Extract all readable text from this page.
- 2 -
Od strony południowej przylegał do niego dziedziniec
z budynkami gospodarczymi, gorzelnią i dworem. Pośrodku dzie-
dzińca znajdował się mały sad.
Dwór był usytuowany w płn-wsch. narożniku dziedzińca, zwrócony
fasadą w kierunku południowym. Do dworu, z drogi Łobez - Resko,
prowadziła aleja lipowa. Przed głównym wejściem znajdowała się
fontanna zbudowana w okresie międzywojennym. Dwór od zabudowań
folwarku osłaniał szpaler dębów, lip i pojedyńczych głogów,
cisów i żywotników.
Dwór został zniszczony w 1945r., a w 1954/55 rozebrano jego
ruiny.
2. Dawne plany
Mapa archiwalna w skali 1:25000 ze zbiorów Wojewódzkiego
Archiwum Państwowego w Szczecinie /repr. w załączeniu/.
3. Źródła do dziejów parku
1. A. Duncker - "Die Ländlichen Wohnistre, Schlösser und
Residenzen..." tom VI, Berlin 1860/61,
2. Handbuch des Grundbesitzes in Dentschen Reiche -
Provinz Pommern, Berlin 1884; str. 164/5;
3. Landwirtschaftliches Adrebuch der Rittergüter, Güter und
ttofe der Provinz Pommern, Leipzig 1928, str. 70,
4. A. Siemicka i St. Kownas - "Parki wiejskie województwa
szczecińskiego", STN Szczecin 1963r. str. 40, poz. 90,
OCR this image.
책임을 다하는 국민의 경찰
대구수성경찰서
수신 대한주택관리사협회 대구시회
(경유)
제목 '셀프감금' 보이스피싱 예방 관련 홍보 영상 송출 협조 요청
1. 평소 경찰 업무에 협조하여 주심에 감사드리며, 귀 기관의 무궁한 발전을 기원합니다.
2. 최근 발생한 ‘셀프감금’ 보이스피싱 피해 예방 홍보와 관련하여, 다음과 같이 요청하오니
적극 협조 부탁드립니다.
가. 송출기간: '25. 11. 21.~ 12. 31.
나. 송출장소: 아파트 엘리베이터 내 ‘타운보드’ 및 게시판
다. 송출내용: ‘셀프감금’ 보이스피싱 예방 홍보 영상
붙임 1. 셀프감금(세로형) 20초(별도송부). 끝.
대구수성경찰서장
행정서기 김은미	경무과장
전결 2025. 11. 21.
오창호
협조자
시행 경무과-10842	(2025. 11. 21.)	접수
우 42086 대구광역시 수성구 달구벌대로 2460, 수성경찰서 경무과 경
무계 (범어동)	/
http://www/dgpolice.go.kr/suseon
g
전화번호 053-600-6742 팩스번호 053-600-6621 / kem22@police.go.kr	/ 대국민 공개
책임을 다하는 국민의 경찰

===

**GOAL**
Each record above must be given again exactly.

**OUTPUT OF THE EXERCISE**
Extract all readable text from this page.
- 2 -
Od strony południowej przylegał do niego dziedziniec
z budynkami gospodarczymi, gorzelnią i dworem. Pośrodku dzie-
dzińca znajdował się mały sad.
Dwór był usytuowany w płn-wsch. narożniku dziedzińca, zwrócony
fasadą w kierunku południowym. Do dworu, z drogi Łobez - Resko,
prowadziła aleja lipowa. Przed głównym wejściem znajdowała się
fontanna zbudowana w okresie międzywojennym. Dwór od zabudowań
folwarku osłaniał szpaler dębów, lip i pojedyńczych głogów,
cisów i żywotników.
Dwór został zniszczony w 1945r., a w 1954/55 rozebrano jego
ruiny.
2. Dawne plany
Mapa archiwalna w skali 1:25000 ze zbiorów Wojewódzkiego
Archiwum Państwowego w Szczecinie /repr. w załączeniu/.
3. Źródła do dziejów parku
1. A. Duncker - "Die Ländlichen Wohnistre, Schlösser und
Residenzen..." tom VI, Berlin 1860/61,
2. Handbuch des Grundbesitzes in Dentschen Reiche -
Provinz Pommern, Berlin 1884; str. 164/5;
3. Landwirtschaftliches Adrebuch der Rittergüter, Güter und
ttofe der Provinz Pommern, Leipzig 1928, str. 70,
4. A. Siemicka i St. Kownas - "Parki wiejskie województwa
szczecińskiego", STN Szczecin 1963r. str. 40, poz. 90,
OCR this image.
책임을 다하는 국민의 경찰
대구수성경찰서
수신 대한주택관리사협회 대구시회
(경유)
제목 '셀프감금' 보이스피싱 예방 관련 홍보 영상 송출 협조 요청
1. 평소 경찰 업무에 협조하여 주심에 감사드리며, 귀 기관의 무궁한 발전을 기원합니다.
2. 최근 발생한 ‘셀프감금’ 보이스피싱 피해 예방 홍보와 관련하여, 다음과 같이 요청하오니
적극 협조 부탁드립니다.
가. 송출기간: '25. 11. 21.~ 12. 31.
나. 송출장소: 아파트 엘리베이터 내 ‘타운보드’ 및 게시판
다. 송출내용: ‘셀프감금’ 보이스피싱 예방 홍보 영상
붙임 1. 셀프감금(세로형) 20초(별도송부). 끝.
대구수성경찰서장
행정서기 김은미	경무과장
전결 2025. 11. 21.
오창호
협조자
시행 경무과-10842	(2025. 11. 21.)	접수
우 42086 대구광역시 수성구 달구벌대로 2460, 수성경찰서 경무과 경
무계 (범어동)	/
http://www/dgpolice.go.kr/suseon
g
전화번호 053-600-6742 팩스번호 053-600-6621 / kem22@police.go.kr	/ 대국민 공개
책임을 다하는 국민의 경찰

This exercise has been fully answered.